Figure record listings
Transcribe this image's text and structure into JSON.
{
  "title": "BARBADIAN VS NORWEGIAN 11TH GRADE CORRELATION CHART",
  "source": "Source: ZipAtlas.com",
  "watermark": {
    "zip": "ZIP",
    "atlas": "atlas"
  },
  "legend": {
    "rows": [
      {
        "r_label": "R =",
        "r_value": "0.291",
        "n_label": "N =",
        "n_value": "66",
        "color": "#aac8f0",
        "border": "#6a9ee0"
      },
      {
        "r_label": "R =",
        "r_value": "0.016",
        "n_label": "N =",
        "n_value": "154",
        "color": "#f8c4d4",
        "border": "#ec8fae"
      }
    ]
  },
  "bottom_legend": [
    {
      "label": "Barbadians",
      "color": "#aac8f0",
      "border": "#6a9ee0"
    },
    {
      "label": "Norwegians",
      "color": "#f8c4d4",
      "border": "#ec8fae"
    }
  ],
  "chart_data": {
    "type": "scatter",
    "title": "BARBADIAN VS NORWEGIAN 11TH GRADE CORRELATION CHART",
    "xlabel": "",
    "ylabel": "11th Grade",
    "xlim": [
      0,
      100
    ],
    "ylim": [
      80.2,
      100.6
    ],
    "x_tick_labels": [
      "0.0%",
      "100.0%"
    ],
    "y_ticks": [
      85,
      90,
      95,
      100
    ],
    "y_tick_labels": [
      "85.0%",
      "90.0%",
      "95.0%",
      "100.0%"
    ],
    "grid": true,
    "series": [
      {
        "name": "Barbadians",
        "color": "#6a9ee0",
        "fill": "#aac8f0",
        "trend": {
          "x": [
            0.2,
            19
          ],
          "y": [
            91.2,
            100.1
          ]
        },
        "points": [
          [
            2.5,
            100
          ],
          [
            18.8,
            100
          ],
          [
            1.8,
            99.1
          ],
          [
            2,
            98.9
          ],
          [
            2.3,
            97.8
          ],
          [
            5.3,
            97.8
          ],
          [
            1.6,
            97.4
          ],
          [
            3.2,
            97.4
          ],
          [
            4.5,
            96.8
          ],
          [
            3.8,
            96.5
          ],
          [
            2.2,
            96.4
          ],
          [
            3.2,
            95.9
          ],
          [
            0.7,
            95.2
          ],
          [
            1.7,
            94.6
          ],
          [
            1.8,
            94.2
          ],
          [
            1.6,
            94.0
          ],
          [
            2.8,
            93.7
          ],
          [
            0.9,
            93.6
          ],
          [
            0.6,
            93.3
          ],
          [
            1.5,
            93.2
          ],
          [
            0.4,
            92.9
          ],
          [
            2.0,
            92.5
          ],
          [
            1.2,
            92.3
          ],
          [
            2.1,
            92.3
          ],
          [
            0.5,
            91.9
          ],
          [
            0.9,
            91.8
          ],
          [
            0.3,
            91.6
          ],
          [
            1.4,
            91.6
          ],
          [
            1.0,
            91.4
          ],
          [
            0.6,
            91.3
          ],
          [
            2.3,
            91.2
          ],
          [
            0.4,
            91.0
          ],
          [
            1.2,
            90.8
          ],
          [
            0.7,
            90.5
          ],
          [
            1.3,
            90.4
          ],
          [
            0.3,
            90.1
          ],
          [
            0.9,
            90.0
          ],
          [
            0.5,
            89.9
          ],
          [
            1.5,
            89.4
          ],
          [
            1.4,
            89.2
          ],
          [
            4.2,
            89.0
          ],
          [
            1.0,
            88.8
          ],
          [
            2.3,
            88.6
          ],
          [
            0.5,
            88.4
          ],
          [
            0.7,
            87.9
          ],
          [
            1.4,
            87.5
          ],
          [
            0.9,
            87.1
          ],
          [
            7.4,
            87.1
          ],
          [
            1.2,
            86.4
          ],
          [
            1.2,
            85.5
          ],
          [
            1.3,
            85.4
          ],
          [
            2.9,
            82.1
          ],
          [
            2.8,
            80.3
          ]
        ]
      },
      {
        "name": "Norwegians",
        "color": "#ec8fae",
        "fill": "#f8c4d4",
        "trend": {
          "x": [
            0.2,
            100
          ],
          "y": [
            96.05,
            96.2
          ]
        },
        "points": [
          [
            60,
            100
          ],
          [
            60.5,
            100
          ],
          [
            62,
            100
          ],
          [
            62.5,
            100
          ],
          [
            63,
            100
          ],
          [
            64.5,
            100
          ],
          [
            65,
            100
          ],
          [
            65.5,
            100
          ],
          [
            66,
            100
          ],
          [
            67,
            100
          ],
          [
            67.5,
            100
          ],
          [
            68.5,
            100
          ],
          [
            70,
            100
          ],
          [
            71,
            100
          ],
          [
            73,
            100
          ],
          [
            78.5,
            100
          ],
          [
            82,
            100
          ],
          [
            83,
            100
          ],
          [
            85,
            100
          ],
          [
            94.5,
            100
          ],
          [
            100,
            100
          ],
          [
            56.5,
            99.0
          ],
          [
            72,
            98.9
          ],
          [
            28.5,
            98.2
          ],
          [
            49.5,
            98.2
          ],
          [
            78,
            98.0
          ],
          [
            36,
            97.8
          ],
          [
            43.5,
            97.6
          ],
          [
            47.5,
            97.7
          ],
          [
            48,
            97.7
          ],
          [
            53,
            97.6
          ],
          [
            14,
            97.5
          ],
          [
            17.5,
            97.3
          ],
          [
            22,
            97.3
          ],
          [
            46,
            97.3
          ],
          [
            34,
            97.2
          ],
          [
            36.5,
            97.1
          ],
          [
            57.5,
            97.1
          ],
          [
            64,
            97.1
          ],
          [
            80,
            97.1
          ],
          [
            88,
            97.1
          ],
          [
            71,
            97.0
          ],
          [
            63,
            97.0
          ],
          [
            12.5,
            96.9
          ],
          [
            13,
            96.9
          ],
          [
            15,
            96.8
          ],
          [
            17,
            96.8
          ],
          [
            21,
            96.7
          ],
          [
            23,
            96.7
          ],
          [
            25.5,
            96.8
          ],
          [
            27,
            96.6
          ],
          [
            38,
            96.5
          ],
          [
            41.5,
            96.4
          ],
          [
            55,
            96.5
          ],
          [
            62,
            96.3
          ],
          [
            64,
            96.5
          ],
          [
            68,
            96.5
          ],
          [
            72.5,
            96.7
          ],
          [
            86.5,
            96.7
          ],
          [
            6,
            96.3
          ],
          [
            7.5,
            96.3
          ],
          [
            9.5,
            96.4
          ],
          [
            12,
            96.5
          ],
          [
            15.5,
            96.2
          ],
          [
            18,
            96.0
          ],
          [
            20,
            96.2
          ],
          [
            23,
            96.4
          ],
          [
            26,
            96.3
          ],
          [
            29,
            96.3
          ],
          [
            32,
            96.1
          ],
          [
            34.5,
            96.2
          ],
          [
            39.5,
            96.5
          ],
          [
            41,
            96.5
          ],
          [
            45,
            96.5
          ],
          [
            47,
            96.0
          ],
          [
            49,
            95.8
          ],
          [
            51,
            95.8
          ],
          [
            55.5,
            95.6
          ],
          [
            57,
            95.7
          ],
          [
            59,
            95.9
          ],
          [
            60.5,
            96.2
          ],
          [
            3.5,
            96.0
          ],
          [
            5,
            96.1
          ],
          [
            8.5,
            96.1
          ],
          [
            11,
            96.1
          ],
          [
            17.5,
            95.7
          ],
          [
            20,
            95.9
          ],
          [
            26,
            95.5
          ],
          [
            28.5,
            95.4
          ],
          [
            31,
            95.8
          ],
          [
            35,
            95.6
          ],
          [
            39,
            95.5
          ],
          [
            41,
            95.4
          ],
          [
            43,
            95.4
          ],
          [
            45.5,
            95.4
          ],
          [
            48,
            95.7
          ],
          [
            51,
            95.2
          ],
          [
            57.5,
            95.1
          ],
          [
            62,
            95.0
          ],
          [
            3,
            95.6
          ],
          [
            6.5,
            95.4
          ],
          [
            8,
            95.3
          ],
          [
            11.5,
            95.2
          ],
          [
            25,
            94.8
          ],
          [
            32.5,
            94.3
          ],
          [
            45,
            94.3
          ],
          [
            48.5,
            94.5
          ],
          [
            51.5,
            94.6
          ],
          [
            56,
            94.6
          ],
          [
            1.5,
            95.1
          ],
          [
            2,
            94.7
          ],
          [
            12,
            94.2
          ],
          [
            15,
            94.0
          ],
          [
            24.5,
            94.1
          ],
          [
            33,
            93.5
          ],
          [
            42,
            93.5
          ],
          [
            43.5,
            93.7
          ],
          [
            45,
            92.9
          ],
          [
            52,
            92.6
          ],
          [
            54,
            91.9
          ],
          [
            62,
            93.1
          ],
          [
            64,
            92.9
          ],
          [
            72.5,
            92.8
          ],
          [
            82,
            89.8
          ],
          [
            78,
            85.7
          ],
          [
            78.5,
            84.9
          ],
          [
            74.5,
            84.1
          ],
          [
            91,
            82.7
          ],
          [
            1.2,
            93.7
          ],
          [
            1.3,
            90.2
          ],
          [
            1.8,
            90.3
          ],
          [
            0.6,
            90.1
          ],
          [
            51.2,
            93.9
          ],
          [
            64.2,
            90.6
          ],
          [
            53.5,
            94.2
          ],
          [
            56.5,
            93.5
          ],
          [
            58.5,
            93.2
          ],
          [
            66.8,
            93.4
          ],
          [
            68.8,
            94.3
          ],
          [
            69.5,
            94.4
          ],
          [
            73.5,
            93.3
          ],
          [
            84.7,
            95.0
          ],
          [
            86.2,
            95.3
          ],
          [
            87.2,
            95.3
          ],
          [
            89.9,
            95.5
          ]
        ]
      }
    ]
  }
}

> _Written exercise_
Find the word "title" in the records and pull out each line that has it.

> _Result for this exercise_
  "title": "BARBADIAN VS NORWEGIAN 11TH GRADE CORRELATION CHART",
    "title": "BARBADIAN VS NORWEGIAN 11TH GRADE CORRELATION CHART",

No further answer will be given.